start MATERIAL FOR THE TASK

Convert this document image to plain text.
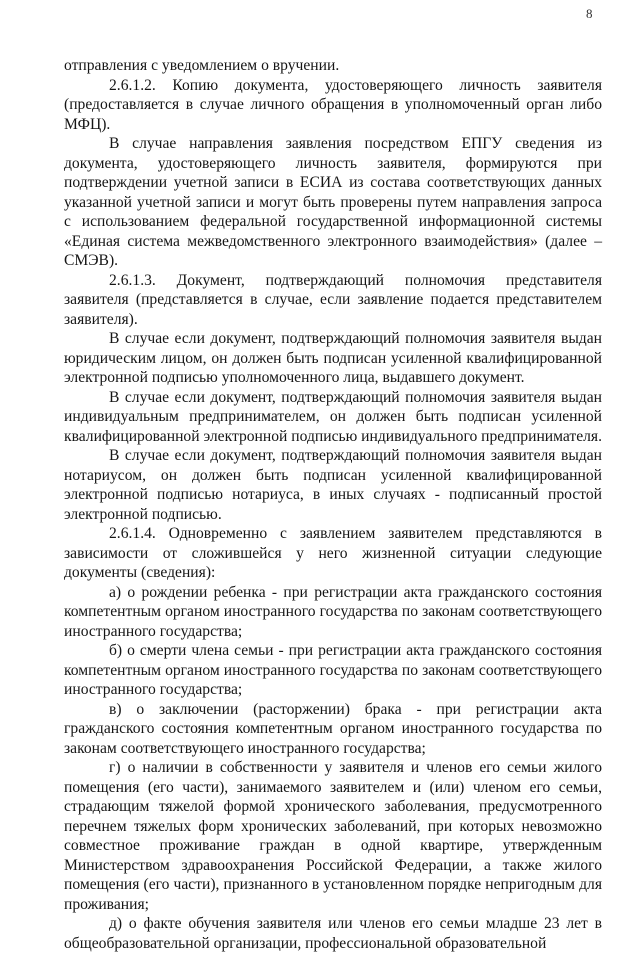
8

отправления с уведомлением о вручении.

2.6.1.2. Копию документа, удостоверяющего личность заявителя (предоставляется в случае личного обращения в уполномоченный орган либо МФЦ).

В случае направления заявления посредством ЕПГУ сведения из документа, удостоверяющего личность заявителя, формируются при подтверждении учетной записи в ЕСИА из состава соответствующих данных указанной учетной записи и могут быть проверены путем направления запроса с использованием федеральной государственной информационной системы «Единая система межведомственного электронного взаимодействия» (далее – СМЭВ).

2.6.1.3. Документ, подтверждающий полномочия представителя заявителя (представляется в случае, если заявление подается представителем заявителя).

В случае если документ, подтверждающий полномочия заявителя выдан юридическим лицом, он должен быть подписан усиленной квалифицированной электронной подписью уполномоченного лица, выдавшего документ.

В случае если документ, подтверждающий полномочия заявителя выдан индивидуальным предпринимателем, он должен быть подписан усиленной квалифицированной электронной подписью индивидуального предпринимателя.

В случае если документ, подтверждающий полномочия заявителя выдан нотариусом, он должен быть подписан усиленной квалифицированной электронной подписью нотариуса, в иных случаях - подписанный простой электронной подписью.

2.6.1.4. Одновременно с заявлением заявителем представляются в зависимости от сложившейся у него жизненной ситуации следующие документы (сведения):

а) о рождении ребенка - при регистрации акта гражданского состояния компетентным органом иностранного государства по законам соответствующего иностранного государства;

б) о смерти члена семьи - при регистрации акта гражданского состояния компетентным органом иностранного государства по законам соответствующего иностранного государства;

в) о заключении (расторжении) брака - при регистрации акта гражданского состояния компетентным органом иностранного государства по законам соответствующего иностранного государства;

г) о наличии в собственности у заявителя и членов его семьи жилого помещения (его части), занимаемого заявителем и (или) членом его семьи, страдающим тяжелой формой хронического заболевания, предусмотренного перечнем тяжелых форм хронических заболеваний, при которых невозможно совместное проживание граждан в одной квартире, утвержденным Министерством здравоохранения Российской Федерации, а также жилого помещения (его части), признанного в установленном порядке непригодным для проживания;

д) о факте обучения заявителя или членов его семьи младше 23 лет в общеобразовательной организации, профессиональной образовательной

end MATERIAL FOR THE TASK

* PROBLEM: Reproduce every record above exactly, omitting the pictures.

* FINISHED EXERCISE:
Convert this document image to plain text.
8

отправления с уведомлением о вручении.

2.6.1.2. Копию документа, удостоверяющего личность заявителя (предоставляется в случае личного обращения в уполномоченный орган либо МФЦ).

В случае направления заявления посредством ЕПГУ сведения из документа, удостоверяющего личность заявителя, формируются при подтверждении учетной записи в ЕСИА из состава соответствующих данных указанной учетной записи и могут быть проверены путем направления запроса с использованием федеральной государственной информационной системы «Единая система межведомственного электронного взаимодействия» (далее – СМЭВ).

2.6.1.3. Документ, подтверждающий полномочия представителя заявителя (представляется в случае, если заявление подается представителем заявителя).

В случае если документ, подтверждающий полномочия заявителя выдан юридическим лицом, он должен быть подписан усиленной квалифицированной электронной подписью уполномоченного лица, выдавшего документ.

В случае если документ, подтверждающий полномочия заявителя выдан индивидуальным предпринимателем, он должен быть подписан усиленной квалифицированной электронной подписью индивидуального предпринимателя.

В случае если документ, подтверждающий полномочия заявителя выдан нотариусом, он должен быть подписан усиленной квалифицированной электронной подписью нотариуса, в иных случаях - подписанный простой электронной подписью.

2.6.1.4. Одновременно с заявлением заявителем представляются в зависимости от сложившейся у него жизненной ситуации следующие документы (сведения):

а) о рождении ребенка - при регистрации акта гражданского состояния компетентным органом иностранного государства по законам соответствующего иностранного государства;

б) о смерти члена семьи - при регистрации акта гражданского состояния компетентным органом иностранного государства по законам соответствующего иностранного государства;

в) о заключении (расторжении) брака - при регистрации акта гражданского состояния компетентным органом иностранного государства по законам соответствующего иностранного государства;

г) о наличии в собственности у заявителя и членов его семьи жилого помещения (его части), занимаемого заявителем и (или) членом его семьи, страдающим тяжелой формой хронического заболевания, предусмотренного перечнем тяжелых форм хронических заболеваний, при которых невозможно совместное проживание граждан в одной квартире, утвержденным Министерством здравоохранения Российской Федерации, а также жилого помещения (его части), признанного в установленном порядке непригодным для проживания;

д) о факте обучения заявителя или членов его семьи младше 23 лет в общеобразовательной организации, профессиональной образовательной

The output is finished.